### Given request
Within this material, how many lines have the string "closed" in them? The answer is a number, with nothing added.

** start Stored data **

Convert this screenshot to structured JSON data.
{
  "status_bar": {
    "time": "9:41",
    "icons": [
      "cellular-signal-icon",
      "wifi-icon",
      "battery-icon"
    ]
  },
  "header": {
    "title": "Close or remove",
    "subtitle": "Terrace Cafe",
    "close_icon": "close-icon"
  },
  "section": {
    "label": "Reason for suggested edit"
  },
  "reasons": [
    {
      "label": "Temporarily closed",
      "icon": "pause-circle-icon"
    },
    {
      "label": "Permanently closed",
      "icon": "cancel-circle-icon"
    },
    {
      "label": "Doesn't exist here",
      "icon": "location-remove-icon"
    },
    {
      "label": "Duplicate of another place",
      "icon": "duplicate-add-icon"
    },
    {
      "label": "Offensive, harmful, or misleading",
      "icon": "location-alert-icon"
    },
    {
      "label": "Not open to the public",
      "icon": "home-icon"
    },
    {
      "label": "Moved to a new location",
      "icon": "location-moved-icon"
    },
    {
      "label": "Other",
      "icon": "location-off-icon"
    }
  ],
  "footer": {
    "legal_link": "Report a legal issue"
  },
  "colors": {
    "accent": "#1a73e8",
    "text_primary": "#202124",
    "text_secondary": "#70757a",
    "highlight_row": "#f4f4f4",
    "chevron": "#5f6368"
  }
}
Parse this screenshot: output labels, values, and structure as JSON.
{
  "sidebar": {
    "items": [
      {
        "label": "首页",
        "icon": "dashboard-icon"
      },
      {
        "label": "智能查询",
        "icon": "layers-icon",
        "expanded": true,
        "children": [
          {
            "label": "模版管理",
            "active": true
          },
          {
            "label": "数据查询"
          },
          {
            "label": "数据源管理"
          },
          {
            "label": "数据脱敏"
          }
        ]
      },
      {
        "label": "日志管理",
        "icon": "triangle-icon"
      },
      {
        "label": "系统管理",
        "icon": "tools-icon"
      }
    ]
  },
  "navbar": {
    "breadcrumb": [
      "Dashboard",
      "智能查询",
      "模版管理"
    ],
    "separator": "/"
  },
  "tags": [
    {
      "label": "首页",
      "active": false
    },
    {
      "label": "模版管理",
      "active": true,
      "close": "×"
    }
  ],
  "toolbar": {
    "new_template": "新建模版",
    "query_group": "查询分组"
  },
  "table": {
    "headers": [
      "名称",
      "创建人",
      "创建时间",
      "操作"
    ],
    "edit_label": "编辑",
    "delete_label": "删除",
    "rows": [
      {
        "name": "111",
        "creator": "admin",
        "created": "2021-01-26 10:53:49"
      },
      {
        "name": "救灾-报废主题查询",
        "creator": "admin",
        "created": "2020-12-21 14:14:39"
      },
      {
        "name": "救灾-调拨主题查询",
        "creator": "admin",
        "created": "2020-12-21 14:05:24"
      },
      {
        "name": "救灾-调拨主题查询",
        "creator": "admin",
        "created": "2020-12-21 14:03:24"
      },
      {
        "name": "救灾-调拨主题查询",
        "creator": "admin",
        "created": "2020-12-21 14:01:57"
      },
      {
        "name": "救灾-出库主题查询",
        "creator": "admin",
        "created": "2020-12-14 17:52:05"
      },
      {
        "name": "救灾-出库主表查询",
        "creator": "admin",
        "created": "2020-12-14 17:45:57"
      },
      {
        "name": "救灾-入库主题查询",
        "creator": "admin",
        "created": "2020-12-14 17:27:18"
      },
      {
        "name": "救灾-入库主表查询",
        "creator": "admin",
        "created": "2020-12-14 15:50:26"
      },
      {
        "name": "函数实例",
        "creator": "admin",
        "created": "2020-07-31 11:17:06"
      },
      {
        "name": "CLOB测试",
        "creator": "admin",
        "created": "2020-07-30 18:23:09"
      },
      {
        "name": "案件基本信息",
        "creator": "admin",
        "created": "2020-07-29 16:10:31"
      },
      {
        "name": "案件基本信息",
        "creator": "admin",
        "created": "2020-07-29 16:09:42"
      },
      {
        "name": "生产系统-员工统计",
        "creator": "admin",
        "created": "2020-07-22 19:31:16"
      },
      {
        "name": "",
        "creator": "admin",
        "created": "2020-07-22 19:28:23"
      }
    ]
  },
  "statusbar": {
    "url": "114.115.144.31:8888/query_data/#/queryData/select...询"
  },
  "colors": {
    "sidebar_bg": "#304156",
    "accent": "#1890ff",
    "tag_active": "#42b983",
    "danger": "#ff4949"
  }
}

** end Stored data **

### Output of the exercise
2